» PROMPT: Give back the material below word for word, every line in its original order, with nothing added, dropped or changed.

**** MATERIAL SHOWN ****

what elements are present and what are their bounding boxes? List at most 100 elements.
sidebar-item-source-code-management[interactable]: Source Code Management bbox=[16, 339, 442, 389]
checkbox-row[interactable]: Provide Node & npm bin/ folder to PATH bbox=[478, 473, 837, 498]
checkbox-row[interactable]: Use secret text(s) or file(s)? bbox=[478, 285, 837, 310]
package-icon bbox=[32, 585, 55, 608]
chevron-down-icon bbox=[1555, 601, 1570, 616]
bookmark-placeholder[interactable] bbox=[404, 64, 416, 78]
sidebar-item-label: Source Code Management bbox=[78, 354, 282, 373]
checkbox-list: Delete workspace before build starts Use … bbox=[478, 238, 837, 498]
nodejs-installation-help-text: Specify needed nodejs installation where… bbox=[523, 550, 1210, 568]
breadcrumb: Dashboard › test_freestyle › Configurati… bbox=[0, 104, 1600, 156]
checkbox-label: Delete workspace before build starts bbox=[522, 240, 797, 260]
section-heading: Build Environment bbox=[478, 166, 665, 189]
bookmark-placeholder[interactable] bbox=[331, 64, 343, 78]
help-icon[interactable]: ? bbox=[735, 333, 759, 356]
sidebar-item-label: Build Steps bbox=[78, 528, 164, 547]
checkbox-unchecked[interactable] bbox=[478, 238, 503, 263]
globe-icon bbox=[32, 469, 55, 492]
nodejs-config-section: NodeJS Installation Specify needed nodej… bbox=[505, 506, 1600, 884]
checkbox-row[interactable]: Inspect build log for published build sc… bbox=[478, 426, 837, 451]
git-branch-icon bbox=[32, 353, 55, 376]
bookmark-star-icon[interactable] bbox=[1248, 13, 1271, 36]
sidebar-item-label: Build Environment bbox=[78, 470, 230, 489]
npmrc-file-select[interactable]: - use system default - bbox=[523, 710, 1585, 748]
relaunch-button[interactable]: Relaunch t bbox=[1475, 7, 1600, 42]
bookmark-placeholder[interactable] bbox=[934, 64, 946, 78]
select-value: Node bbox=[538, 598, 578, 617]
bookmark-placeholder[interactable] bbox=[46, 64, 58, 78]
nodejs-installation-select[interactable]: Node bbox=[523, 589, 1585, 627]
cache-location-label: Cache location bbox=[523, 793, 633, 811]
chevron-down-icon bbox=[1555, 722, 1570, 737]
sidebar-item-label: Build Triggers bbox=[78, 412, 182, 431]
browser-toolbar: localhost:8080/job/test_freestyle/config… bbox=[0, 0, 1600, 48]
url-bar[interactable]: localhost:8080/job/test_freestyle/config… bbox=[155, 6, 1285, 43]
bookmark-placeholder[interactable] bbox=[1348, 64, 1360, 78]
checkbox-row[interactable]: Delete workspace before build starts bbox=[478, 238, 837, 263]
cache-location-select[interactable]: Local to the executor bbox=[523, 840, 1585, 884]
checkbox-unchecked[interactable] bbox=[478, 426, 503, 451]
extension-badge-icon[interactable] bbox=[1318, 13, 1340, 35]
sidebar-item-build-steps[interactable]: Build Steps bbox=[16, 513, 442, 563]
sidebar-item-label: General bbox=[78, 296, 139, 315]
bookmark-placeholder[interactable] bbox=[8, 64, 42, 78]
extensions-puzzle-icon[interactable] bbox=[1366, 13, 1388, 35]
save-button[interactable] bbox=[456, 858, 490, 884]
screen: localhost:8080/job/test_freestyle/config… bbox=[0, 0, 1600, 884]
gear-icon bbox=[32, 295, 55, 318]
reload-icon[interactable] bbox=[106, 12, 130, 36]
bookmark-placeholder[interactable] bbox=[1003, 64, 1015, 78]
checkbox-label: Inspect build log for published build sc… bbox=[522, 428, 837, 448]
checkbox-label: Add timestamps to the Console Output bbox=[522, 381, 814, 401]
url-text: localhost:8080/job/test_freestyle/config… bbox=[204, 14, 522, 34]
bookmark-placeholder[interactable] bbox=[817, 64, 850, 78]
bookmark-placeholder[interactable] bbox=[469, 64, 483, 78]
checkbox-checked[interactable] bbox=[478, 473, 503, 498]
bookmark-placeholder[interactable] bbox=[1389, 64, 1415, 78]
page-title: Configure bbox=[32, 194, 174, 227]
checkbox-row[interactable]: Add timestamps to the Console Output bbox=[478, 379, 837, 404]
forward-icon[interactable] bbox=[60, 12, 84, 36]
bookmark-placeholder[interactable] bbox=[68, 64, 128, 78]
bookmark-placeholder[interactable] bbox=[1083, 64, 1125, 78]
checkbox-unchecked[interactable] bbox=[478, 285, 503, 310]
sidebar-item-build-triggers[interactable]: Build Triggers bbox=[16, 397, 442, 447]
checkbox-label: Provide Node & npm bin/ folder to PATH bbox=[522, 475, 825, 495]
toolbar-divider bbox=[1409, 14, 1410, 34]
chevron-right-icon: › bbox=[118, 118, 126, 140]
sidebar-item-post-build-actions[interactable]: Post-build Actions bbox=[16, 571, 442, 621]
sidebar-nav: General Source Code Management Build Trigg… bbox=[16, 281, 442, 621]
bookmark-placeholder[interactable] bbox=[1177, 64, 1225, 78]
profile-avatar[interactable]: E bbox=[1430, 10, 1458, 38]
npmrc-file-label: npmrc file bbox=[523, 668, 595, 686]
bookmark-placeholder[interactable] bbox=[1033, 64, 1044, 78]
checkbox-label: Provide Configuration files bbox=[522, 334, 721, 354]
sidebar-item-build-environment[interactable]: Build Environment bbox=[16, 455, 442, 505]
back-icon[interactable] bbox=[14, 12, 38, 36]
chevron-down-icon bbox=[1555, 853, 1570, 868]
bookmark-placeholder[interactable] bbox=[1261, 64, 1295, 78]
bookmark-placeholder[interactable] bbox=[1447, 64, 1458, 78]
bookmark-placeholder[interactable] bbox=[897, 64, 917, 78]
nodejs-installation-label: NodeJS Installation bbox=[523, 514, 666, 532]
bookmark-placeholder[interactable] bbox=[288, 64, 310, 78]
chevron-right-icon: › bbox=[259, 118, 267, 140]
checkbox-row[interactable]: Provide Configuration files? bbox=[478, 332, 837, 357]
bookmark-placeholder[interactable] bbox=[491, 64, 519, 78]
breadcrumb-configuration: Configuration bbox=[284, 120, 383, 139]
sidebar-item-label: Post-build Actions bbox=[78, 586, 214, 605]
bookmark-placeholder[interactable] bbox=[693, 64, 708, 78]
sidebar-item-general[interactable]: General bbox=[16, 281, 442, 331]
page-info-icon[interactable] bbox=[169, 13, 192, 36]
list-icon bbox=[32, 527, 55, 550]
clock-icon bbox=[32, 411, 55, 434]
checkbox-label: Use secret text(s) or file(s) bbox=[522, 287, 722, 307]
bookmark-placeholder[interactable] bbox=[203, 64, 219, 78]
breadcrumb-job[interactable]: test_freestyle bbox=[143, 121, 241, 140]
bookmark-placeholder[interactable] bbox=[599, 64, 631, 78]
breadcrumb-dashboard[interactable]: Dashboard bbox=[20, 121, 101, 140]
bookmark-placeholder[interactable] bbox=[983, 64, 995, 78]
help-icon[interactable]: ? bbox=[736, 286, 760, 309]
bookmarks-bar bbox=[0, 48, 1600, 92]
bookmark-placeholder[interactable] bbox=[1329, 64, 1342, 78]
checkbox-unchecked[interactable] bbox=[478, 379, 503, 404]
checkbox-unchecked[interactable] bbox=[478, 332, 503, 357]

****

» EXERCISE RESULT:
what elements are present and what are their bounding boxes? List at most 100 elements.
sidebar-item-source-code-management[interactable]: Source Code Management bbox=[16, 339, 442, 389]
checkbox-row[interactable]: Provide Node & npm bin/ folder to PATH bbox=[478, 473, 837, 498]
checkbox-row[interactable]: Use secret text(s) or file(s)? bbox=[478, 285, 837, 310]
package-icon bbox=[32, 585, 55, 608]
chevron-down-icon bbox=[1555, 601, 1570, 616]
bookmark-placeholder[interactable] bbox=[404, 64, 416, 78]
sidebar-item-label: Source Code Management bbox=[78, 354, 282, 373]
checkbox-list: Delete workspace before build starts Use … bbox=[478, 238, 837, 498]
nodejs-installation-help-text: Specify needed nodejs installation where… bbox=[523, 550, 1210, 568]
breadcrumb: Dashboard › test_freestyle › Configurati… bbox=[0, 104, 1600, 156]
checkbox-label: Delete workspace before build starts bbox=[522, 240, 797, 260]
section-heading: Build Environment bbox=[478, 166, 665, 189]
bookmark-placeholder[interactable] bbox=[331, 64, 343, 78]
help-icon[interactable]: ? bbox=[735, 333, 759, 356]
sidebar-item-label: Build Steps bbox=[78, 528, 164, 547]
checkbox-unchecked[interactable] bbox=[478, 238, 503, 263]
globe-icon bbox=[32, 469, 55, 492]
nodejs-config-section: NodeJS Installation Specify needed nodej… bbox=[505, 506, 1600, 884]
checkbox-row[interactable]: Inspect build log for published build sc… bbox=[478, 426, 837, 451]
git-branch-icon bbox=[32, 353, 55, 376]
bookmark-star-icon[interactable] bbox=[1248, 13, 1271, 36]
sidebar-item-label: Build Environment bbox=[78, 470, 230, 489]
npmrc-file-select[interactable]: - use system default - bbox=[523, 710, 1585, 748]
relaunch-button[interactable]: Relaunch t bbox=[1475, 7, 1600, 42]
bookmark-placeholder[interactable] bbox=[934, 64, 946, 78]
select-value: Node bbox=[538, 598, 578, 617]
bookmark-placeholder[interactable] bbox=[46, 64, 58, 78]
nodejs-installation-select[interactable]: Node bbox=[523, 589, 1585, 627]
cache-location-label: Cache location bbox=[523, 793, 633, 811]
chevron-down-icon bbox=[1555, 722, 1570, 737]
sidebar-item-label: Build Triggers bbox=[78, 412, 182, 431]
browser-toolbar: localhost:8080/job/test_freestyle/config… bbox=[0, 0, 1600, 48]
url-bar[interactable]: localhost:8080/job/test_freestyle/config… bbox=[155, 6, 1285, 43]
bookmark-placeholder[interactable] bbox=[1348, 64, 1360, 78]
checkbox-row[interactable]: Delete workspace before build starts bbox=[478, 238, 837, 263]
cache-location-select[interactable]: Local to the executor bbox=[523, 840, 1585, 884]
checkbox-unchecked[interactable] bbox=[478, 426, 503, 451]
extension-badge-icon[interactable] bbox=[1318, 13, 1340, 35]
sidebar-item-build-steps[interactable]: Build Steps bbox=[16, 513, 442, 563]
sidebar-item-label: General bbox=[78, 296, 139, 315]
bookmark-placeholder[interactable] bbox=[8, 64, 42, 78]
extensions-puzzle-icon[interactable] bbox=[1366, 13, 1388, 35]
save-button[interactable] bbox=[456, 858, 490, 884]
screen: localhost:8080/job/test_freestyle/config… bbox=[0, 0, 1600, 884]
gear-icon bbox=[32, 295, 55, 318]
reload-icon[interactable] bbox=[106, 12, 130, 36]
bookmark-placeholder[interactable] bbox=[1003, 64, 1015, 78]
checkbox-label: Inspect build log for published build sc… bbox=[522, 428, 837, 448]
checkbox-label: Add timestamps to the Console Output bbox=[522, 381, 814, 401]
url-text: localhost:8080/job/test_freestyle/config… bbox=[204, 14, 522, 34]
bookmark-placeholder[interactable] bbox=[817, 64, 850, 78]
bookmark-placeholder[interactable] bbox=[469, 64, 483, 78]
checkbox-checked[interactable] bbox=[478, 473, 503, 498]
bookmark-placeholder[interactable] bbox=[1389, 64, 1415, 78]
page-title: Configure bbox=[32, 194, 174, 227]
checkbox-row[interactable]: Add timestamps to the Console Output bbox=[478, 379, 837, 404]
forward-icon[interactable] bbox=[60, 12, 84, 36]
bookmark-placeholder[interactable] bbox=[68, 64, 128, 78]
bookmark-placeholder[interactable] bbox=[1083, 64, 1125, 78]
checkbox-unchecked[interactable] bbox=[478, 285, 503, 310]
sidebar-item-build-triggers[interactable]: Build Triggers bbox=[16, 397, 442, 447]
checkbox-label: Provide Node & npm bin/ folder to PATH bbox=[522, 475, 825, 495]
toolbar-divider bbox=[1409, 14, 1410, 34]
chevron-right-icon: › bbox=[118, 118, 126, 140]
sidebar-item-post-build-actions[interactable]: Post-build Actions bbox=[16, 571, 442, 621]
sidebar-nav: General Source Code Management Build Trigg… bbox=[16, 281, 442, 621]
bookmark-placeholder[interactable] bbox=[1177, 64, 1225, 78]
profile-avatar[interactable]: E bbox=[1430, 10, 1458, 38]
npmrc-file-label: npmrc file bbox=[523, 668, 595, 686]
bookmark-placeholder[interactable] bbox=[1033, 64, 1044, 78]
checkbox-label: Provide Configuration files bbox=[522, 334, 721, 354]
sidebar-item-build-environment[interactable]: Build Environment bbox=[16, 455, 442, 505]
back-icon[interactable] bbox=[14, 12, 38, 36]
chevron-down-icon bbox=[1555, 853, 1570, 868]
bookmark-placeholder[interactable] bbox=[1261, 64, 1295, 78]
bookmark-placeholder[interactable] bbox=[1447, 64, 1458, 78]
bookmark-placeholder[interactable] bbox=[897, 64, 917, 78]
nodejs-installation-label: NodeJS Installation bbox=[523, 514, 666, 532]
bookmark-placeholder[interactable] bbox=[288, 64, 310, 78]
chevron-right-icon: › bbox=[259, 118, 267, 140]
checkbox-row[interactable]: Provide Configuration files? bbox=[478, 332, 837, 357]
bookmark-placeholder[interactable] bbox=[491, 64, 519, 78]
breadcrumb-configuration: Configuration bbox=[284, 120, 383, 139]
sidebar-item-label: Post-build Actions bbox=[78, 586, 214, 605]
bookmark-placeholder[interactable] bbox=[693, 64, 708, 78]
sidebar-item-general[interactable]: General bbox=[16, 281, 442, 331]
page-info-icon[interactable] bbox=[169, 13, 192, 36]
list-icon bbox=[32, 527, 55, 550]
clock-icon bbox=[32, 411, 55, 434]
checkbox-label: Use secret text(s) or file(s) bbox=[522, 287, 722, 307]
bookmark-placeholder[interactable] bbox=[203, 64, 219, 78]
breadcrumb-job[interactable]: test_freestyle bbox=[143, 121, 241, 140]
bookmark-placeholder[interactable] bbox=[599, 64, 631, 78]
breadcrumb-dashboard[interactable]: Dashboard bbox=[20, 121, 101, 140]
bookmark-placeholder[interactable] bbox=[983, 64, 995, 78]
help-icon[interactable]: ? bbox=[736, 286, 760, 309]
bookmarks-bar bbox=[0, 48, 1600, 92]
bookmark-placeholder[interactable] bbox=[1329, 64, 1342, 78]
checkbox-unchecked[interactable] bbox=[478, 379, 503, 404]
checkbox-unchecked[interactable] bbox=[478, 332, 503, 357]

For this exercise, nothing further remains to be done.